---- Input records
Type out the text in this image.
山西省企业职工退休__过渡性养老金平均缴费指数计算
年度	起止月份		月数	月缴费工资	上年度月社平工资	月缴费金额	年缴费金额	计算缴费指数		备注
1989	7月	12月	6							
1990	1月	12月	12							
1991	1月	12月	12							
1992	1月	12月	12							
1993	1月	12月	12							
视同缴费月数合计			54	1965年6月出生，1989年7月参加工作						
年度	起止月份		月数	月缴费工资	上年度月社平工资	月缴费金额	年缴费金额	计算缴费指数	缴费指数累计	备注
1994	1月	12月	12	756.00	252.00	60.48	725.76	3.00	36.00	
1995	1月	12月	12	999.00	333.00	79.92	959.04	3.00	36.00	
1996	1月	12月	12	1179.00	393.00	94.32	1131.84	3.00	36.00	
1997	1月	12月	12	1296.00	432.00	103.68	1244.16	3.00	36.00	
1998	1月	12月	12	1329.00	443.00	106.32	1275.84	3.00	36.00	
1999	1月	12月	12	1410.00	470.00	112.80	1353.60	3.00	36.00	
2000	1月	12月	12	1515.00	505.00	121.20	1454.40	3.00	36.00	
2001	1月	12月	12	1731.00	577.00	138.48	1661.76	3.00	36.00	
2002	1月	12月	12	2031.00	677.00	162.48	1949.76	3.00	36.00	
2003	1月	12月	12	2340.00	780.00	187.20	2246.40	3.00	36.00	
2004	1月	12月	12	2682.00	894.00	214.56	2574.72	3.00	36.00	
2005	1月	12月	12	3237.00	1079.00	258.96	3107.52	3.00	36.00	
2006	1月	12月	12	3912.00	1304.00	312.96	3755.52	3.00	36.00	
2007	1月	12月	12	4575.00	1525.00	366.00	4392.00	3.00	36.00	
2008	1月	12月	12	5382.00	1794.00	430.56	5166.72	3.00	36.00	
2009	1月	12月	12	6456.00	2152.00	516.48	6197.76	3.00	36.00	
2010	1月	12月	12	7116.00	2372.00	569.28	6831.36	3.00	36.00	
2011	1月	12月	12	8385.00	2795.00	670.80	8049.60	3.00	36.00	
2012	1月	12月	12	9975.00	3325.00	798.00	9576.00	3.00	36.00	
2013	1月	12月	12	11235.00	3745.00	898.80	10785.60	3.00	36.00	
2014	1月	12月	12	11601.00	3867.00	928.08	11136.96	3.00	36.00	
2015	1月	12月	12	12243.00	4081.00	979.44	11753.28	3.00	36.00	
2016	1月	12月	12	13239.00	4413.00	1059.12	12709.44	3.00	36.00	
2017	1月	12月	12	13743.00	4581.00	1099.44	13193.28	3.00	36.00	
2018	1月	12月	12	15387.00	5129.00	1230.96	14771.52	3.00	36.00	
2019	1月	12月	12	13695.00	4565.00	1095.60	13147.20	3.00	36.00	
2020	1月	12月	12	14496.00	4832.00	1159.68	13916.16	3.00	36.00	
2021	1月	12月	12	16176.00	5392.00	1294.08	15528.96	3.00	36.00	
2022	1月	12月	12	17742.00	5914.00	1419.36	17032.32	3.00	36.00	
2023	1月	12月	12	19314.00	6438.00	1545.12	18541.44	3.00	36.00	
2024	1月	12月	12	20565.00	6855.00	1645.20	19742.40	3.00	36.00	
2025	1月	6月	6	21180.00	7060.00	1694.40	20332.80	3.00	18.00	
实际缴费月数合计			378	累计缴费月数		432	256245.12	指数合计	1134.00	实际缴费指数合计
--------
What this task involves: Which lines hold the word "上年度月社平工资"? Copy each of them from the records.

Solution for this task:
年度	起止月份		月数	月缴费工资	上年度月社平工资	月缴费金额	年缴费金额	计算缴费指数		备注
年度	起止月份		月数	月缴费工资	上年度月社平工资	月缴费金额	年缴费金额	计算缴费指数	缴费指数累计	备注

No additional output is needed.